Records shown:
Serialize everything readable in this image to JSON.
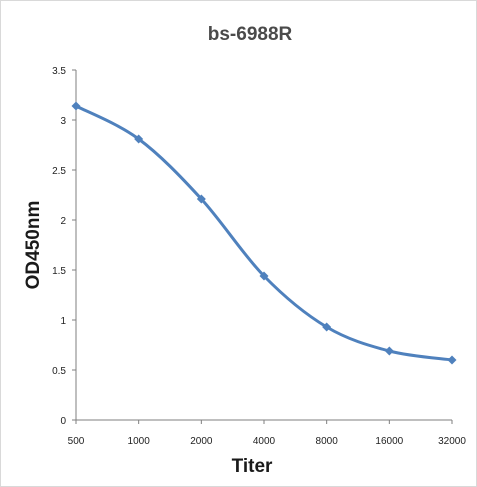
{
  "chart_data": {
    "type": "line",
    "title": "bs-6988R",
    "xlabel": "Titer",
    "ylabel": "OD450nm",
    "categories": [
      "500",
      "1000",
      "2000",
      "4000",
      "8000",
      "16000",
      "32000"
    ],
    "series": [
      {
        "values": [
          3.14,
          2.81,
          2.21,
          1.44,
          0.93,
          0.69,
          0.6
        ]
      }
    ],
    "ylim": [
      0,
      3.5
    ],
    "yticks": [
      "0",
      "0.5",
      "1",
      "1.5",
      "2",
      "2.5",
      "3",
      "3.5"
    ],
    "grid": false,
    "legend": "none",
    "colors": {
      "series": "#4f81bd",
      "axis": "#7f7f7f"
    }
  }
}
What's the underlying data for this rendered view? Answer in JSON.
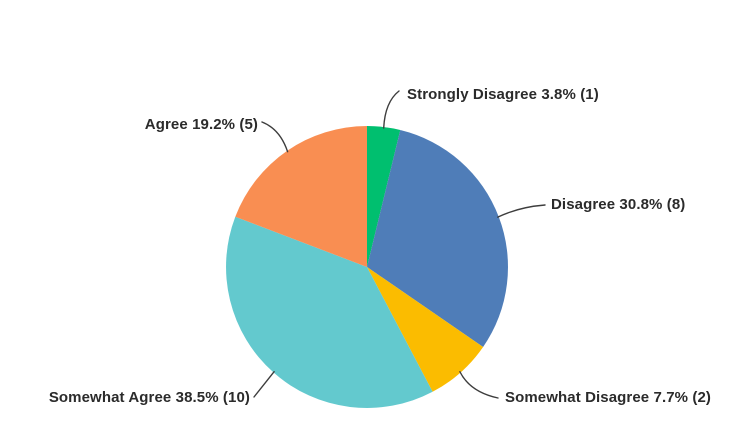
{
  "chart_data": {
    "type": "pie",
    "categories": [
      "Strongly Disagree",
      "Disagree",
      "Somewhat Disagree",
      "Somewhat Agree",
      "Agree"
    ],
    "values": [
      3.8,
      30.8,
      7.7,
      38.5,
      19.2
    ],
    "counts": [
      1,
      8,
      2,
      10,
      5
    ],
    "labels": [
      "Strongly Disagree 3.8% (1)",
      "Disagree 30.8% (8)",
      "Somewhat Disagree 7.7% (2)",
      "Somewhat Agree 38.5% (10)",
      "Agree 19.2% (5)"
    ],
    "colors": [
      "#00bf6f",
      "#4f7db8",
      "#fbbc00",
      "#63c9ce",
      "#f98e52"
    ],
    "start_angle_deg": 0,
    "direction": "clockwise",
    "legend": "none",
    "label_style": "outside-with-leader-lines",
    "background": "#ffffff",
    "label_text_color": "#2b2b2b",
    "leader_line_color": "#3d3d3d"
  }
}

Exercise objective:
Pick out every line with the string "this" and copy it.

Completed exercise:
Serialize everything readable in this image to JSON.
What's the underlying data for this rendered view? Answer in JSON.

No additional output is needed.